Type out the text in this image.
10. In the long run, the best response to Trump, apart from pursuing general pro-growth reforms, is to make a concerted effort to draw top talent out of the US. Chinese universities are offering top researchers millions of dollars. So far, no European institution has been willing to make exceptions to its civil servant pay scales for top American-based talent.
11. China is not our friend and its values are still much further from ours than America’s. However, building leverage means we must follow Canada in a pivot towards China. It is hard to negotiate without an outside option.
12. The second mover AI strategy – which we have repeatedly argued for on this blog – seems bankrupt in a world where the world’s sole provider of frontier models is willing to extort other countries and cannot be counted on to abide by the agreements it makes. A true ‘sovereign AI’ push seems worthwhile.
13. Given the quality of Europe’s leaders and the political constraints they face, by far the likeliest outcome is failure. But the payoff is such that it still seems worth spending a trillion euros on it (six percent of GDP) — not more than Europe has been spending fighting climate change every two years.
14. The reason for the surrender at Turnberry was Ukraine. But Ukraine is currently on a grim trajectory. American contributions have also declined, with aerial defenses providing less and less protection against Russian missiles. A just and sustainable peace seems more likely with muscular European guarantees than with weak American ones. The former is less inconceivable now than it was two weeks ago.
=-=-=
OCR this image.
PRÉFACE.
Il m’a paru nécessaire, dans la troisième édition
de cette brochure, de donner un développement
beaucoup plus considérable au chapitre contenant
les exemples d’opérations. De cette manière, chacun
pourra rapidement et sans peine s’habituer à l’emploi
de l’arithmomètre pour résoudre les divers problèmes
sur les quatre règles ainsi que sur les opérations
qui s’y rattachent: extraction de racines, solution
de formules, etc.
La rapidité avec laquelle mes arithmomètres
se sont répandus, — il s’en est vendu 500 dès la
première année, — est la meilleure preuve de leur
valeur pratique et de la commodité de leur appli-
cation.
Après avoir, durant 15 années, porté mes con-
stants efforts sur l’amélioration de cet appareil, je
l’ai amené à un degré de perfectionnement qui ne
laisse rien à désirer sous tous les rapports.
=-=-=
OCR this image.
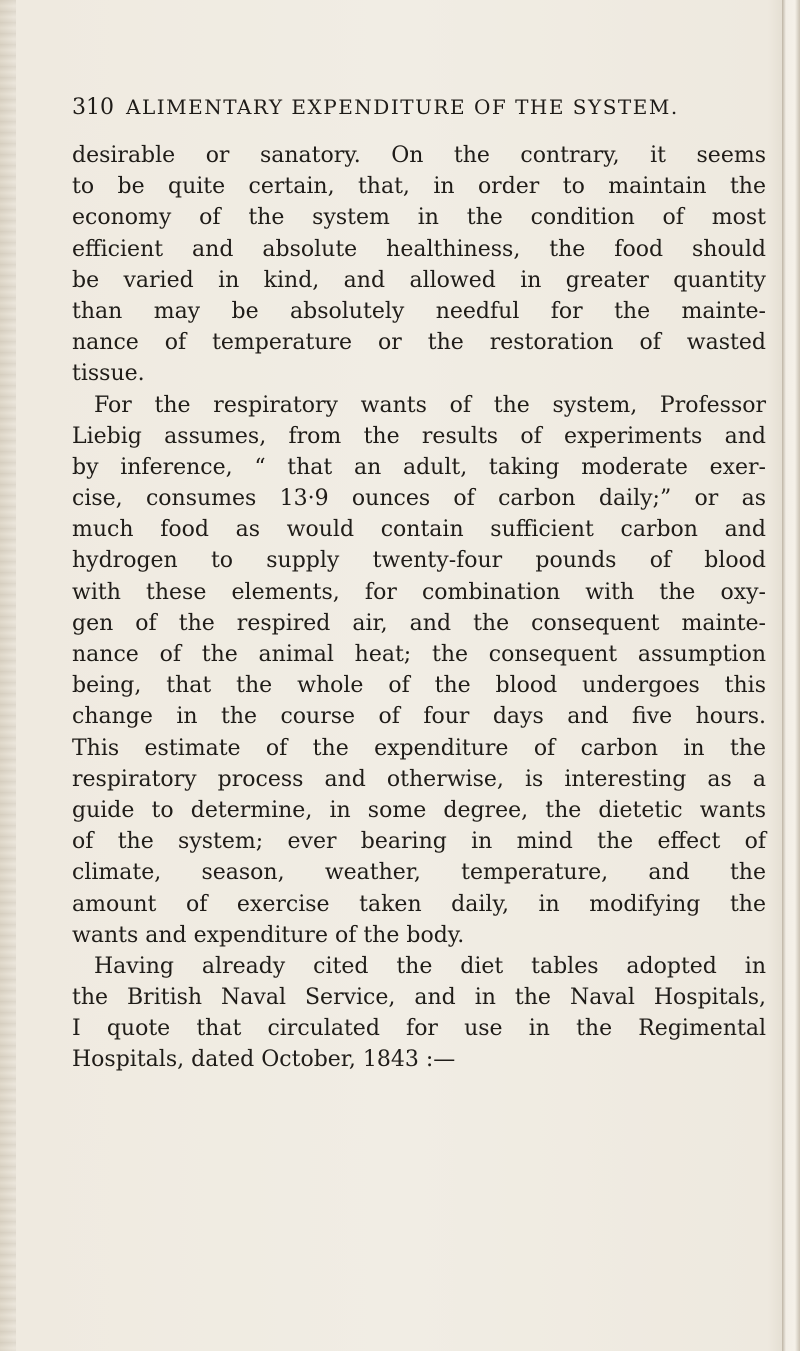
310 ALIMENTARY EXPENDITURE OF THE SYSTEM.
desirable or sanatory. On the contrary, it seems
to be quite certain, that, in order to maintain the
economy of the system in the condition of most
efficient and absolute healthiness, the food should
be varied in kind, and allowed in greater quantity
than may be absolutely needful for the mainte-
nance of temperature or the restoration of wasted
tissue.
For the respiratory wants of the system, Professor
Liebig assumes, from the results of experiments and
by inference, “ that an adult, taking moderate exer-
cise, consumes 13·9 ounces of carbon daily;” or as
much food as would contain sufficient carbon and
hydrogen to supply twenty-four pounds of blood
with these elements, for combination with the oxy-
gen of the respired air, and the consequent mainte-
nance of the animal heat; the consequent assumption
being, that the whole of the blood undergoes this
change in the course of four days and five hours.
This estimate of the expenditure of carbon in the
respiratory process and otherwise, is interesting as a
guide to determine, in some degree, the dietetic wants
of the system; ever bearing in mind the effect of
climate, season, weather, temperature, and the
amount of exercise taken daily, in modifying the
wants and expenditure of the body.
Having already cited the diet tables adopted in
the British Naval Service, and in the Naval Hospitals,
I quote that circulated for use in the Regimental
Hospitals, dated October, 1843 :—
=-=-=
» **DESCRIPTION OF THE TASK**
Look through the entries and return every line where "wants" appears.

» **TASK RESPONSE**
For the respiratory wants of the system, Professor
guide to determine, in some degree, the dietetic wants
wants and expenditure of the body.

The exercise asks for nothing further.